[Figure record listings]
☆ ☆ ☆

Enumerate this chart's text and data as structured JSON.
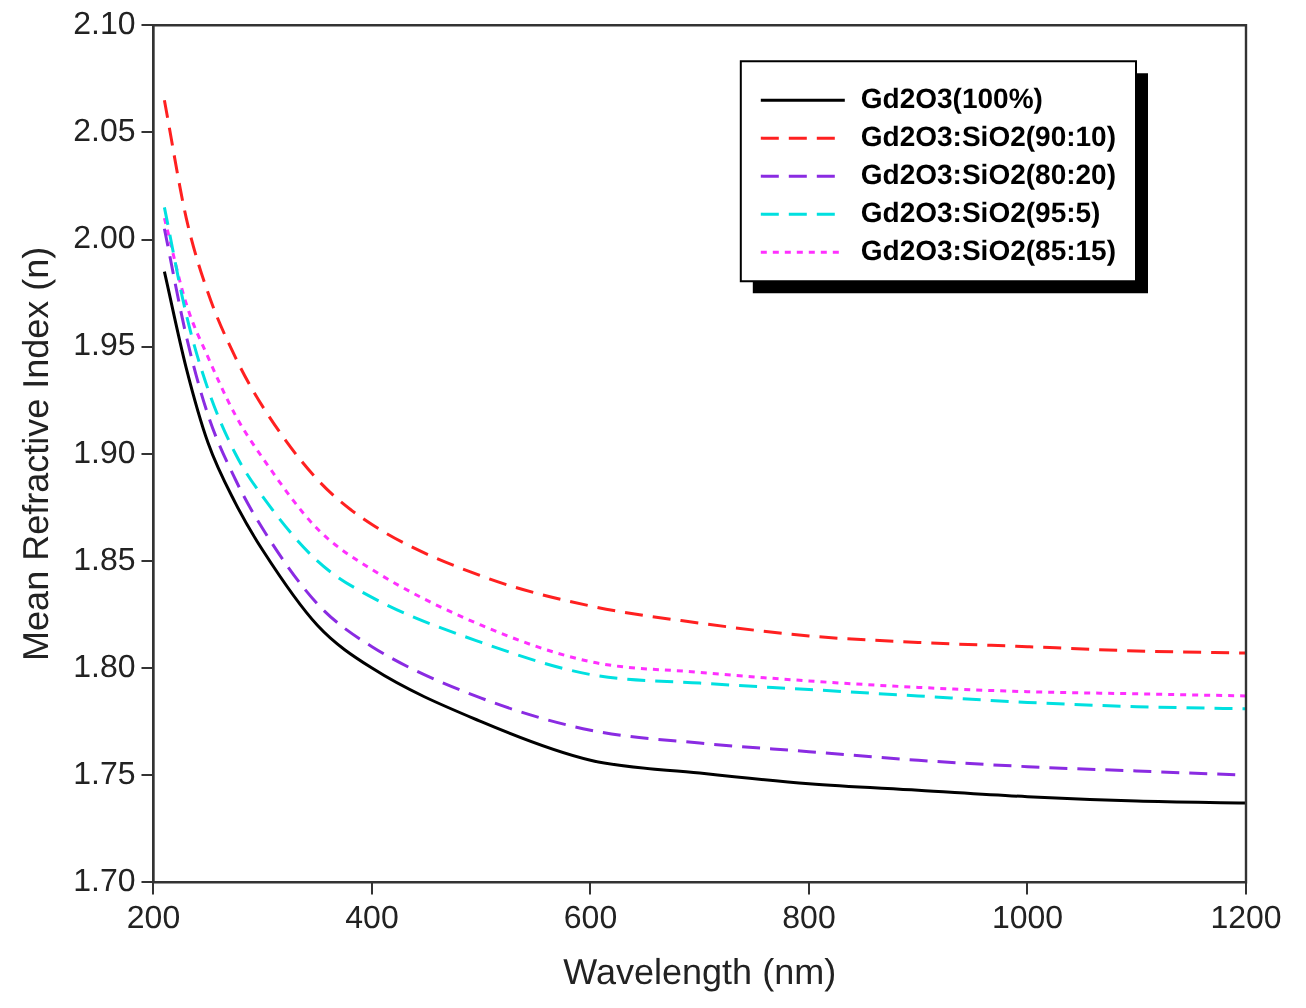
{
  "chart_data": {
    "type": "line",
    "xlabel": "Wavelength (nm)",
    "ylabel": "Mean Refractive Index (n)",
    "x": [
      210,
      230,
      250,
      275,
      300,
      350,
      400,
      500,
      600,
      700,
      800,
      900,
      1000,
      1100,
      1200
    ],
    "series": [
      {
        "name": "Gd2O3(100%)",
        "color": "#000000",
        "line_style": "solid",
        "values": [
          1.985,
          1.94,
          1.905,
          1.877,
          1.855,
          1.82,
          1.8,
          1.775,
          1.757,
          1.751,
          1.746,
          1.743,
          1.74,
          1.738,
          1.737
        ]
      },
      {
        "name": "Gd2O3:SiO2(90:10)",
        "color": "#ff2020",
        "line_style": "dashed",
        "values": [
          2.065,
          2.01,
          1.975,
          1.945,
          1.922,
          1.888,
          1.867,
          1.843,
          1.829,
          1.821,
          1.815,
          1.812,
          1.81,
          1.808,
          1.807
        ]
      },
      {
        "name": "Gd2O3:SiO2(80:20)",
        "color": "#8a2be2",
        "line_style": "dashed",
        "values": [
          2.005,
          1.955,
          1.918,
          1.888,
          1.865,
          1.83,
          1.81,
          1.786,
          1.771,
          1.765,
          1.761,
          1.757,
          1.754,
          1.752,
          1.75
        ]
      },
      {
        "name": "Gd2O3:SiO2(95:5)",
        "color": "#00e0e0",
        "line_style": "dashed",
        "values": [
          2.015,
          1.965,
          1.93,
          1.9,
          1.88,
          1.85,
          1.833,
          1.812,
          1.797,
          1.793,
          1.79,
          1.787,
          1.784,
          1.782,
          1.781
        ]
      },
      {
        "name": "Gd2O3:SiO2(85:15)",
        "color": "#ff30ff",
        "line_style": "dotted",
        "values": [
          2.01,
          1.97,
          1.945,
          1.918,
          1.898,
          1.865,
          1.846,
          1.82,
          1.803,
          1.798,
          1.794,
          1.791,
          1.789,
          1.788,
          1.787
        ]
      }
    ],
    "xlim": [
      200,
      1200
    ],
    "xticks": [
      200,
      400,
      600,
      800,
      1000,
      1200
    ],
    "ylim": [
      1.7,
      2.1
    ],
    "yticks": [
      {
        "value": 1.7,
        "label": "1.70"
      },
      {
        "value": 1.75,
        "label": "1.75"
      },
      {
        "value": 1.8,
        "label": "1.80"
      },
      {
        "value": 1.85,
        "label": "1.85"
      },
      {
        "value": 1.9,
        "label": "1.90"
      },
      {
        "value": 1.95,
        "label": "1.95"
      },
      {
        "value": 2.0,
        "label": "2.00"
      },
      {
        "value": 2.05,
        "label": "2.05"
      },
      {
        "value": 2.1,
        "label": "2.10"
      }
    ],
    "grid": false,
    "legend": "top right",
    "marker": "none"
  }
}
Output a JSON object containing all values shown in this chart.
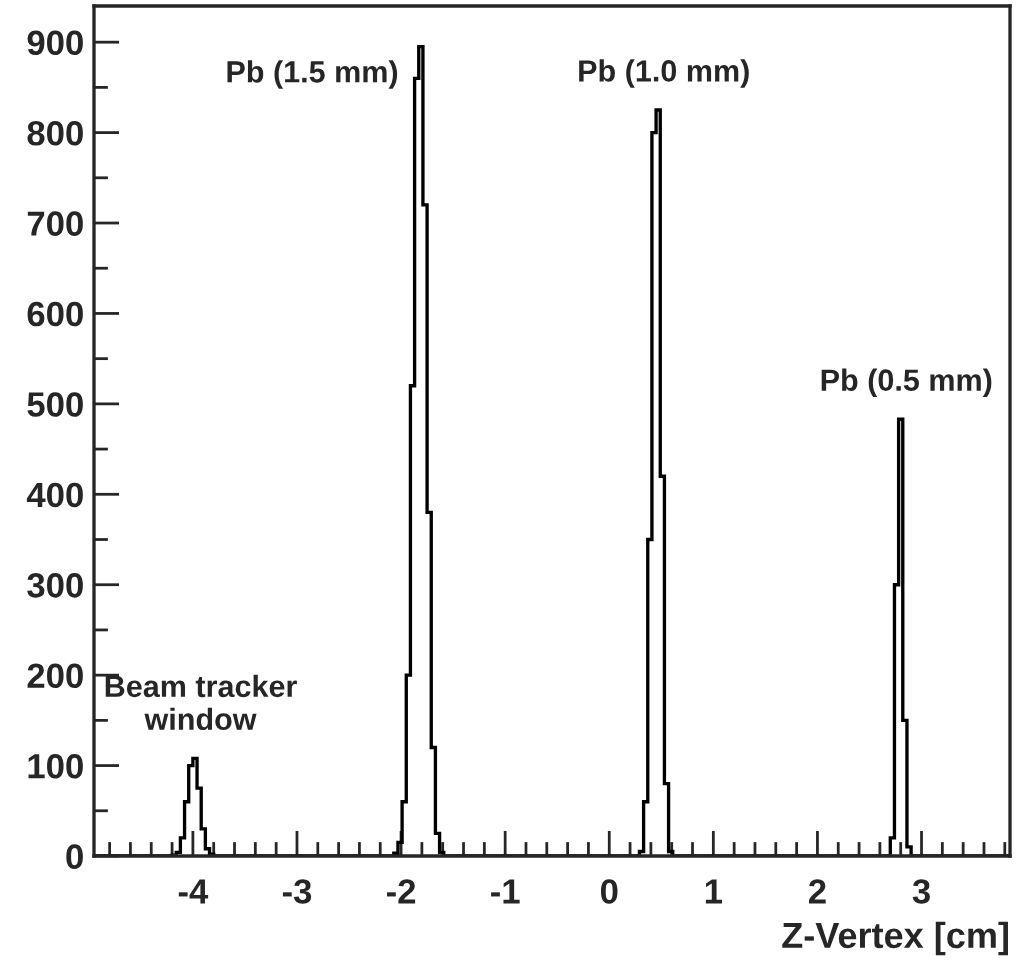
{
  "chart_data": {
    "type": "histogram",
    "xlabel": "Z-Vertex [cm]",
    "bins": [
      -4.95,
      -4.2,
      -4.16,
      -4.12,
      -4.08,
      -4.04,
      -4.0,
      -3.96,
      -3.92,
      -3.88,
      -3.84,
      -3.8,
      -2.07,
      -2.03,
      -1.99,
      -1.95,
      -1.91,
      -1.87,
      -1.83,
      -1.79,
      -1.75,
      -1.71,
      -1.67,
      -1.63,
      -1.59,
      0.29,
      0.33,
      0.37,
      0.41,
      0.45,
      0.49,
      0.53,
      0.57,
      0.61,
      2.7,
      2.74,
      2.78,
      2.82,
      2.86,
      2.9,
      3.85
    ],
    "values": [
      0,
      1,
      4,
      20,
      60,
      100,
      108,
      75,
      30,
      8,
      2,
      0,
      3,
      15,
      60,
      200,
      520,
      860,
      895,
      720,
      380,
      120,
      25,
      4,
      0,
      5,
      60,
      350,
      800,
      825,
      420,
      80,
      5,
      0,
      20,
      300,
      483,
      150,
      10,
      0
    ],
    "color": "#000000",
    "xlim": [
      -4.95,
      3.85
    ],
    "ylim": [
      0,
      940
    ],
    "xticks": [
      -4,
      -3,
      -2,
      -1,
      0,
      1,
      2,
      3,
      {
        "value": -4.8,
        "label": null
      },
      {
        "value": -4.6,
        "label": null
      },
      {
        "value": -4.4,
        "label": null
      },
      {
        "value": -4.2,
        "label": null
      },
      {
        "value": -3.8,
        "label": null
      },
      {
        "value": -3.6,
        "label": null
      },
      {
        "value": -3.4,
        "label": null
      },
      {
        "value": -3.2,
        "label": null
      },
      {
        "value": -2.8,
        "label": null
      },
      {
        "value": -2.6,
        "label": null
      },
      {
        "value": -2.4,
        "label": null
      },
      {
        "value": -2.2,
        "label": null
      },
      {
        "value": -1.8,
        "label": null
      },
      {
        "value": -1.6,
        "label": null
      },
      {
        "value": -1.4,
        "label": null
      },
      {
        "value": -1.2,
        "label": null
      },
      {
        "value": -0.8,
        "label": null
      },
      {
        "value": -0.6,
        "label": null
      },
      {
        "value": -0.4,
        "label": null
      },
      {
        "value": -0.2,
        "label": null
      },
      {
        "value": 0.2,
        "label": null
      },
      {
        "value": 0.4,
        "label": null
      },
      {
        "value": 0.6,
        "label": null
      },
      {
        "value": 0.8,
        "label": null
      },
      {
        "value": 1.2,
        "label": null
      },
      {
        "value": 1.4,
        "label": null
      },
      {
        "value": 1.6,
        "label": null
      },
      {
        "value": 1.8,
        "label": null
      },
      {
        "value": 2.2,
        "label": null
      },
      {
        "value": 2.4,
        "label": null
      },
      {
        "value": 2.6,
        "label": null
      },
      {
        "value": 2.8,
        "label": null
      },
      {
        "value": 3.2,
        "label": null
      },
      {
        "value": 3.4,
        "label": null
      },
      {
        "value": 3.6,
        "label": null
      },
      {
        "value": 3.8,
        "label": null
      }
    ],
    "yticks": [
      0,
      100,
      200,
      300,
      400,
      500,
      600,
      700,
      800,
      900,
      {
        "value": 50,
        "label": null
      },
      {
        "value": 150,
        "label": null
      },
      {
        "value": 250,
        "label": null
      },
      {
        "value": 350,
        "label": null
      },
      {
        "value": 450,
        "label": null
      },
      {
        "value": 550,
        "label": null
      },
      {
        "value": 650,
        "label": null
      },
      {
        "value": 750,
        "label": null
      },
      {
        "value": 850,
        "label": null
      }
    ],
    "annotations": [
      {
        "text": "Beam tracker\nwindow",
        "x": -3.98,
        "y": 108
      },
      {
        "text": "Pb (1.5 mm)",
        "x": -1.81,
        "y": 895
      },
      {
        "text": "Pb (1.0 mm)",
        "x": 0.47,
        "y": 825
      },
      {
        "text": "Pb (0.5 mm)",
        "x": 2.8,
        "y": 483
      }
    ],
    "grid": false,
    "legend": false
  }
}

☆ ☆ ☆

Write out the material above once more, exactly as it reads, with no pictures.

Enumerate this chart's text and data as structured JSON.
{
  "chart_data": {
    "type": "line",
    "xlabel": "Wavelength (nm)",
    "ylabel": "Mean Refractive Index (n)",
    "x": [
      210,
      230,
      250,
      275,
      300,
      350,
      400,
      500,
      600,
      700,
      800,
      900,
      1000,
      1100,
      1200
    ],
    "series": [
      {
        "name": "Gd2O3(100%)",
        "color": "#000000",
        "line_style": "solid",
        "values": [
          1.985,
          1.94,
          1.905,
          1.877,
          1.855,
          1.82,
          1.8,
          1.775,
          1.757,
          1.751,
          1.746,
          1.743,
          1.74,
          1.738,
          1.737
        ]
      },
      {
        "name": "Gd2O3:SiO2(90:10)",
        "color": "#ff2020",
        "line_style": "dashed",
        "values": [
          2.065,
          2.01,
          1.975,
          1.945,
          1.922,
          1.888,
          1.867,
          1.843,
          1.829,
          1.821,
          1.815,
          1.812,
          1.81,
          1.808,
          1.807
        ]
      },
      {
        "name": "Gd2O3:SiO2(80:20)",
        "color": "#8a2be2",
        "line_style": "dashed",
        "values": [
          2.005,
          1.955,
          1.918,
          1.888,
          1.865,
          1.83,
          1.81,
          1.786,
          1.771,
          1.765,
          1.761,
          1.757,
          1.754,
          1.752,
          1.75
        ]
      },
      {
        "name": "Gd2O3:SiO2(95:5)",
        "color": "#00e0e0",
        "line_style": "dashed",
        "values": [
          2.015,
          1.965,
          1.93,
          1.9,
          1.88,
          1.85,
          1.833,
          1.812,
          1.797,
          1.793,
          1.79,
          1.787,
          1.784,
          1.782,
          1.781
        ]
      },
      {
        "name": "Gd2O3:SiO2(85:15)",
        "color": "#ff30ff",
        "line_style": "dotted",
        "values": [
          2.01,
          1.97,
          1.945,
          1.918,
          1.898,
          1.865,
          1.846,
          1.82,
          1.803,
          1.798,
          1.794,
          1.791,
          1.789,
          1.788,
          1.787
        ]
      }
    ],
    "xlim": [
      200,
      1200
    ],
    "xticks": [
      200,
      400,
      600,
      800,
      1000,
      1200
    ],
    "ylim": [
      1.7,
      2.1
    ],
    "yticks": [
      {
        "value": 1.7,
        "label": "1.70"
      },
      {
        "value": 1.75,
        "label": "1.75"
      },
      {
        "value": 1.8,
        "label": "1.80"
      },
      {
        "value": 1.85,
        "label": "1.85"
      },
      {
        "value": 1.9,
        "label": "1.90"
      },
      {
        "value": 1.95,
        "label": "1.95"
      },
      {
        "value": 2.0,
        "label": "2.00"
      },
      {
        "value": 2.05,
        "label": "2.05"
      },
      {
        "value": 2.1,
        "label": "2.10"
      }
    ],
    "grid": false,
    "legend": "top right",
    "marker": "none"
  }
}
Output a JSON object containing all values shown in this chart.
{
  "chart_data": {
    "type": "histogram",
    "xlabel": "Z-Vertex [cm]",
    "bins": [
      -4.95,
      -4.2,
      -4.16,
      -4.12,
      -4.08,
      -4.04,
      -4.0,
      -3.96,
      -3.92,
      -3.88,
      -3.84,
      -3.8,
      -2.07,
      -2.03,
      -1.99,
      -1.95,
      -1.91,
      -1.87,
      -1.83,
      -1.79,
      -1.75,
      -1.71,
      -1.67,
      -1.63,
      -1.59,
      0.29,
      0.33,
      0.37,
      0.41,
      0.45,
      0.49,
      0.53,
      0.57,
      0.61,
      2.7,
      2.74,
      2.78,
      2.82,
      2.86,
      2.9,
      3.85
    ],
    "values": [
      0,
      1,
      4,
      20,
      60,
      100,
      108,
      75,
      30,
      8,
      2,
      0,
      3,
      15,
      60,
      200,
      520,
      860,
      895,
      720,
      380,
      120,
      25,
      4,
      0,
      5,
      60,
      350,
      800,
      825,
      420,
      80,
      5,
      0,
      20,
      300,
      483,
      150,
      10,
      0
    ],
    "color": "#000000",
    "xlim": [
      -4.95,
      3.85
    ],
    "ylim": [
      0,
      940
    ],
    "xticks": [
      -4,
      -3,
      -2,
      -1,
      0,
      1,
      2,
      3,
      {
        "value": -4.8,
        "label": null
      },
      {
        "value": -4.6,
        "label": null
      },
      {
        "value": -4.4,
        "label": null
      },
      {
        "value": -4.2,
        "label": null
      },
      {
        "value": -3.8,
        "label": null
      },
      {
        "value": -3.6,
        "label": null
      },
      {
        "value": -3.4,
        "label": null
      },
      {
        "value": -3.2,
        "label": null
      },
      {
        "value": -2.8,
        "label": null
      },
      {
        "value": -2.6,
        "label": null
      },
      {
        "value": -2.4,
        "label": null
      },
      {
        "value": -2.2,
        "label": null
      },
      {
        "value": -1.8,
        "label": null
      },
      {
        "value": -1.6,
        "label": null
      },
      {
        "value": -1.4,
        "label": null
      },
      {
        "value": -1.2,
        "label": null
      },
      {
        "value": -0.8,
        "label": null
      },
      {
        "value": -0.6,
        "label": null
      },
      {
        "value": -0.4,
        "label": null
      },
      {
        "value": -0.2,
        "label": null
      },
      {
        "value": 0.2,
        "label": null
      },
      {
        "value": 0.4,
        "label": null
      },
      {
        "value": 0.6,
        "label": null
      },
      {
        "value": 0.8,
        "label": null
      },
      {
        "value": 1.2,
        "label": null
      },
      {
        "value": 1.4,
        "label": null
      },
      {
        "value": 1.6,
        "label": null
      },
      {
        "value": 1.8,
        "label": null
      },
      {
        "value": 2.2,
        "label": null
      },
      {
        "value": 2.4,
        "label": null
      },
      {
        "value": 2.6,
        "label": null
      },
      {
        "value": 2.8,
        "label": null
      },
      {
        "value": 3.2,
        "label": null
      },
      {
        "value": 3.4,
        "label": null
      },
      {
        "value": 3.6,
        "label": null
      },
      {
        "value": 3.8,
        "label": null
      }
    ],
    "yticks": [
      0,
      100,
      200,
      300,
      400,
      500,
      600,
      700,
      800,
      900,
      {
        "value": 50,
        "label": null
      },
      {
        "value": 150,
        "label": null
      },
      {
        "value": 250,
        "label": null
      },
      {
        "value": 350,
        "label": null
      },
      {
        "value": 450,
        "label": null
      },
      {
        "value": 550,
        "label": null
      },
      {
        "value": 650,
        "label": null
      },
      {
        "value": 750,
        "label": null
      },
      {
        "value": 850,
        "label": null
      }
    ],
    "annotations": [
      {
        "text": "Beam tracker\nwindow",
        "x": -3.98,
        "y": 108
      },
      {
        "text": "Pb (1.5 mm)",
        "x": -1.81,
        "y": 895
      },
      {
        "text": "Pb (1.0 mm)",
        "x": 0.47,
        "y": 825
      },
      {
        "text": "Pb (0.5 mm)",
        "x": 2.8,
        "y": 483
      }
    ],
    "grid": false,
    "legend": false
  }
}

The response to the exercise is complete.